*Record list*:
-- Begin --
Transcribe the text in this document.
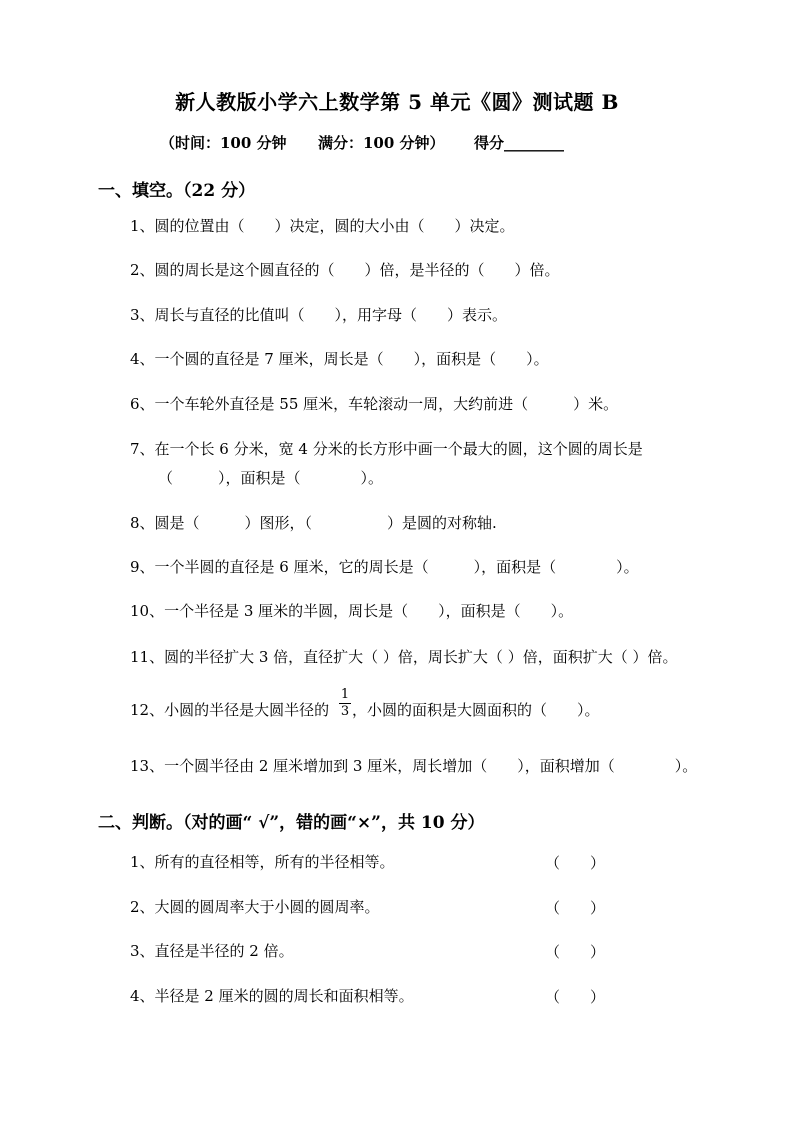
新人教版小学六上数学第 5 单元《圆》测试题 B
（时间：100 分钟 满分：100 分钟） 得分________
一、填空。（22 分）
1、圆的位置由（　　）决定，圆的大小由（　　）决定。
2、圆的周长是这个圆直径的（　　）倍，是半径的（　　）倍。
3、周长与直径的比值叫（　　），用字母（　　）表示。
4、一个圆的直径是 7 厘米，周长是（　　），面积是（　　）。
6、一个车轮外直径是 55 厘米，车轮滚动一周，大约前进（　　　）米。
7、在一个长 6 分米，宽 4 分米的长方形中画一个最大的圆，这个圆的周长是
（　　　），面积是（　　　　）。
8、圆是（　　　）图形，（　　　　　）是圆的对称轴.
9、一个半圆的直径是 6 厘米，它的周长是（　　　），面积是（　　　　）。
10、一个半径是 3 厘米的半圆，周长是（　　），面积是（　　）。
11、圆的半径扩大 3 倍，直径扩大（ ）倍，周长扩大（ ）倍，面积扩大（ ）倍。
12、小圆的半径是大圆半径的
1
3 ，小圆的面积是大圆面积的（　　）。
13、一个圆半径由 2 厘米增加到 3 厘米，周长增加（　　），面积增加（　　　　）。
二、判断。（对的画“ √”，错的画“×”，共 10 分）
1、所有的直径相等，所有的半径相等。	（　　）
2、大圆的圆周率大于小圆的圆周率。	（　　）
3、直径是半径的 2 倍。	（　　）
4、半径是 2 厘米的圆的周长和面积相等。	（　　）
-- End --
-- Begin --
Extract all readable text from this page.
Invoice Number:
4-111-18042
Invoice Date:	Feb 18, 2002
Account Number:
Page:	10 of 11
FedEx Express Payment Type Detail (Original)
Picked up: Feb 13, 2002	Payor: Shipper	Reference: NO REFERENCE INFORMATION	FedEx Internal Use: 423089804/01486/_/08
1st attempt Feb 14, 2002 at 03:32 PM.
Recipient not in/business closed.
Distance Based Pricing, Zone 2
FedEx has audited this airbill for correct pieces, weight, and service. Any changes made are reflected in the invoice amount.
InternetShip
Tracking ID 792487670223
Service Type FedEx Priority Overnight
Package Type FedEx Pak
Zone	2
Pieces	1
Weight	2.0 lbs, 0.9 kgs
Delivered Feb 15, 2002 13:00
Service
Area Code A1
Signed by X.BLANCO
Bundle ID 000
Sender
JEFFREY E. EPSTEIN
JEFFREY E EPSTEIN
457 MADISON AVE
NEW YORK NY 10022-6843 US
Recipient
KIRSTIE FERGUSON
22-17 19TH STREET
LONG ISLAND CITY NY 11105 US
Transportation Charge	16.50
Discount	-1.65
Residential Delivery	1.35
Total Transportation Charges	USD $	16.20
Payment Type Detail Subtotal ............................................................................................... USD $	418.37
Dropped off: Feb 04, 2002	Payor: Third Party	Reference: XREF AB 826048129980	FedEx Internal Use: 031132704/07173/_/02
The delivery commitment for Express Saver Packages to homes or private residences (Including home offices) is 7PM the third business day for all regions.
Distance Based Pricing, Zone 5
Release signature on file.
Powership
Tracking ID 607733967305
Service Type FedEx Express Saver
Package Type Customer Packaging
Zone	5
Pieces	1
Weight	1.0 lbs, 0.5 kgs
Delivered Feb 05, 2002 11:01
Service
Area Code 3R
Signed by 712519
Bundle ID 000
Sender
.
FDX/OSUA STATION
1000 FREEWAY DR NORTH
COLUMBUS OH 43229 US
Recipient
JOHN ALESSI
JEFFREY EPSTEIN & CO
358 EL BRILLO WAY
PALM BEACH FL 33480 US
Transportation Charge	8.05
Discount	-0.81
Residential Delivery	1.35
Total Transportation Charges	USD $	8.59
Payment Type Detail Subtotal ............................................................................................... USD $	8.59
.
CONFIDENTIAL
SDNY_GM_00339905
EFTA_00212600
-- End --
*Instruction*: Find every line in the records above that contains the word "Saver", and copy each one.

*In response*:
The delivery commitment for Express Saver Packages to homes or private residences (Including home offices) is 7PM the third business day for all regions.
Service Type FedEx Express Saver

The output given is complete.